EXERCISE TASK: Write out the data below exactly as given, without any of its pictures.

::: INPUT MATERIAL :::

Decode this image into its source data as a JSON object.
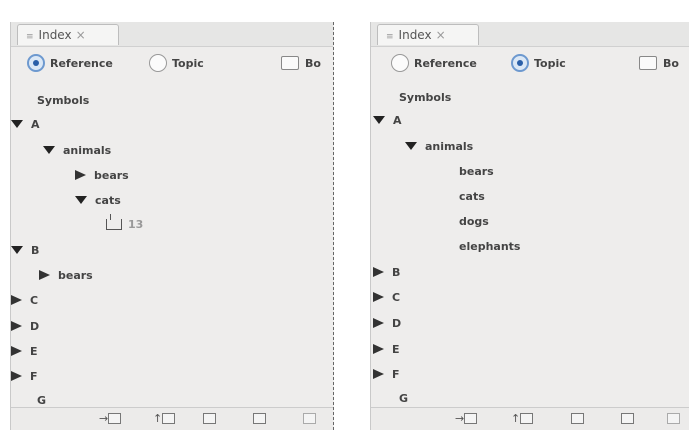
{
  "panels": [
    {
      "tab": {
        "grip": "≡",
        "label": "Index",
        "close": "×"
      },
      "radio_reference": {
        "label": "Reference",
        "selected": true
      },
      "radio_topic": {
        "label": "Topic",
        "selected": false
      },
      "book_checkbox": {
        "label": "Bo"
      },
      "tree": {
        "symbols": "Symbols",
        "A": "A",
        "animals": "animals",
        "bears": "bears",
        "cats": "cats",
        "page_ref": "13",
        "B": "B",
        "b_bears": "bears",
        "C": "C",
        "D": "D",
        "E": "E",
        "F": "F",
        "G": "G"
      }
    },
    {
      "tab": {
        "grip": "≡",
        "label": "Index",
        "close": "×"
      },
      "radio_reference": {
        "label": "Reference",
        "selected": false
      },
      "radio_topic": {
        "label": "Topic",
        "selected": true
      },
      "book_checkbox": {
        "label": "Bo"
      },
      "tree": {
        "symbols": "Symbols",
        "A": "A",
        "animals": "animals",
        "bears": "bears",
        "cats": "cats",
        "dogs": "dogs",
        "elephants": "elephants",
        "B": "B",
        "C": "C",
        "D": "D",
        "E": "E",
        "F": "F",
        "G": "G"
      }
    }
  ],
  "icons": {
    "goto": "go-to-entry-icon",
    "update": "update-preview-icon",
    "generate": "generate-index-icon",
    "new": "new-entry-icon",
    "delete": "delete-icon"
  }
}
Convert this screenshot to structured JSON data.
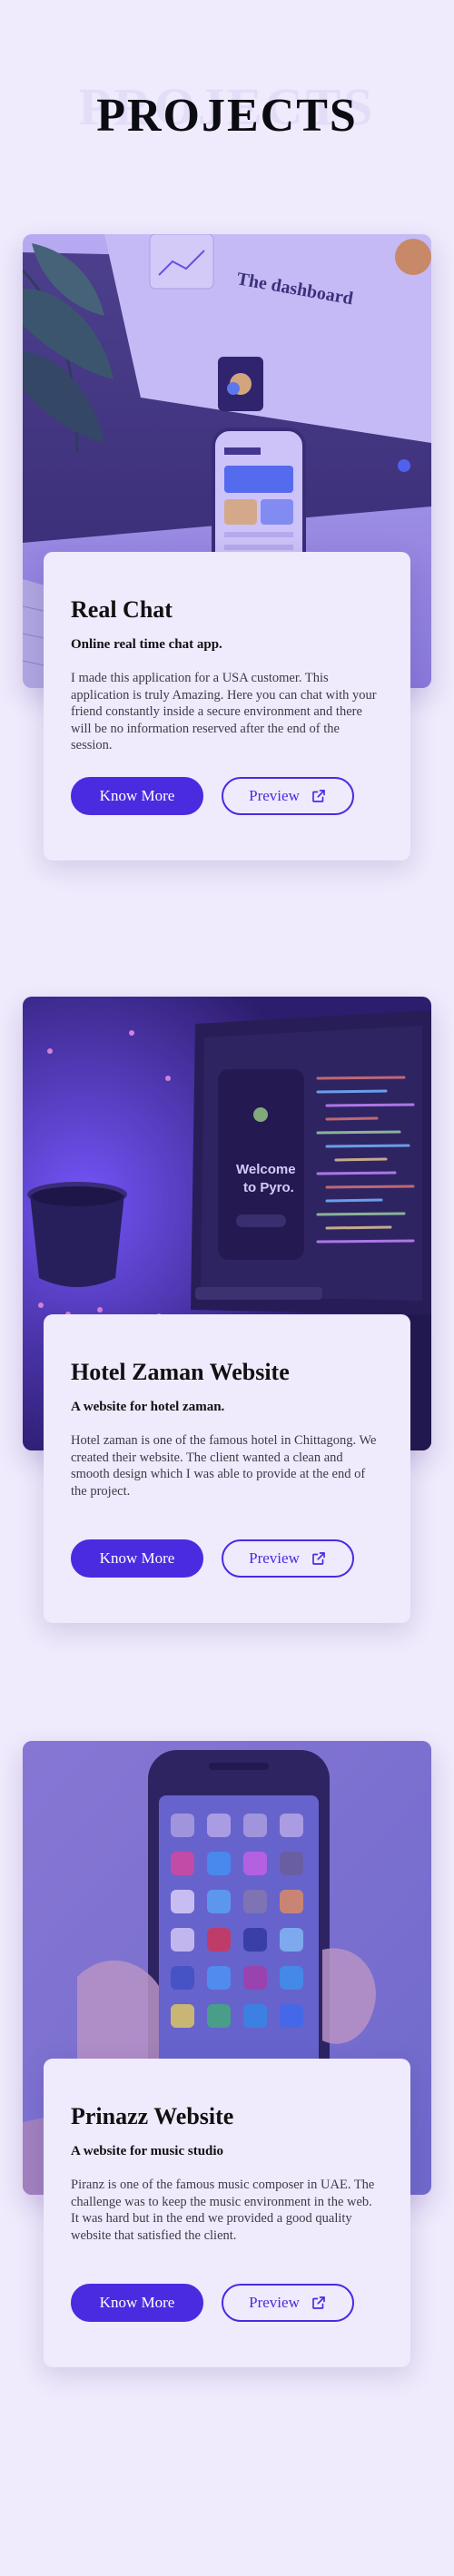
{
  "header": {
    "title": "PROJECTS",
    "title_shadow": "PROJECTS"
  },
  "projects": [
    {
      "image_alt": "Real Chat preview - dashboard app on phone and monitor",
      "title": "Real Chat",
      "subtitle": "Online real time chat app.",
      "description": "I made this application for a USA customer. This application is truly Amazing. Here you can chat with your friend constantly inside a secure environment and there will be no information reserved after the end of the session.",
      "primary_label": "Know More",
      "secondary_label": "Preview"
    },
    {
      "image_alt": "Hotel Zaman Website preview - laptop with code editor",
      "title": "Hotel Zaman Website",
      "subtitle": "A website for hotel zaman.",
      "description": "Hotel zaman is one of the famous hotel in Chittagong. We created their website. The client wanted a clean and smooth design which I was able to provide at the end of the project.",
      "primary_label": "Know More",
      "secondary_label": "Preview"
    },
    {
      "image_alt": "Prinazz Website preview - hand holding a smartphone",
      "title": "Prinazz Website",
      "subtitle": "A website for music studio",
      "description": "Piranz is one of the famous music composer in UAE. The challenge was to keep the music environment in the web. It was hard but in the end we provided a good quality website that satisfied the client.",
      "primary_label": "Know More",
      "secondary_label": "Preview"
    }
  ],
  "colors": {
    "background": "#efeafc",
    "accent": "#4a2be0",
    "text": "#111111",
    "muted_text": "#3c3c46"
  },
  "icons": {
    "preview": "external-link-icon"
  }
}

:::

RESPONSE FOR THIS EXERCISE:
Decode this image into its source data as a JSON object.
{
  "panels": [
    {
      "tab": {
        "grip": "≡",
        "label": "Index",
        "close": "×"
      },
      "radio_reference": {
        "label": "Reference",
        "selected": true
      },
      "radio_topic": {
        "label": "Topic",
        "selected": false
      },
      "book_checkbox": {
        "label": "Bo"
      },
      "tree": {
        "symbols": "Symbols",
        "A": "A",
        "animals": "animals",
        "bears": "bears",
        "cats": "cats",
        "page_ref": "13",
        "B": "B",
        "b_bears": "bears",
        "C": "C",
        "D": "D",
        "E": "E",
        "F": "F",
        "G": "G"
      }
    },
    {
      "tab": {
        "grip": "≡",
        "label": "Index",
        "close": "×"
      },
      "radio_reference": {
        "label": "Reference",
        "selected": false
      },
      "radio_topic": {
        "label": "Topic",
        "selected": true
      },
      "book_checkbox": {
        "label": "Bo"
      },
      "tree": {
        "symbols": "Symbols",
        "A": "A",
        "animals": "animals",
        "bears": "bears",
        "cats": "cats",
        "dogs": "dogs",
        "elephants": "elephants",
        "B": "B",
        "C": "C",
        "D": "D",
        "E": "E",
        "F": "F",
        "G": "G"
      }
    }
  ],
  "icons": {
    "goto": "go-to-entry-icon",
    "update": "update-preview-icon",
    "generate": "generate-index-icon",
    "new": "new-entry-icon",
    "delete": "delete-icon"
  }
}
Convert this screenshot to structured JSON data.
{
  "header": {
    "title": "PROJECTS",
    "title_shadow": "PROJECTS"
  },
  "projects": [
    {
      "image_alt": "Real Chat preview - dashboard app on phone and monitor",
      "title": "Real Chat",
      "subtitle": "Online real time chat app.",
      "description": "I made this application for a USA customer. This application is truly Amazing. Here you can chat with your friend constantly inside a secure environment and there will be no information reserved after the end of the session.",
      "primary_label": "Know More",
      "secondary_label": "Preview"
    },
    {
      "image_alt": "Hotel Zaman Website preview - laptop with code editor",
      "title": "Hotel Zaman Website",
      "subtitle": "A website for hotel zaman.",
      "description": "Hotel zaman is one of the famous hotel in Chittagong. We created their website. The client wanted a clean and smooth design which I was able to provide at the end of the project.",
      "primary_label": "Know More",
      "secondary_label": "Preview"
    },
    {
      "image_alt": "Prinazz Website preview - hand holding a smartphone",
      "title": "Prinazz Website",
      "subtitle": "A website for music studio",
      "description": "Piranz is one of the famous music composer in UAE. The challenge was to keep the music environment in the web. It was hard but in the end we provided a good quality website that satisfied the client.",
      "primary_label": "Know More",
      "secondary_label": "Preview"
    }
  ],
  "colors": {
    "background": "#efeafc",
    "accent": "#4a2be0",
    "text": "#111111",
    "muted_text": "#3c3c46"
  },
  "icons": {
    "preview": "external-link-icon"
  }
}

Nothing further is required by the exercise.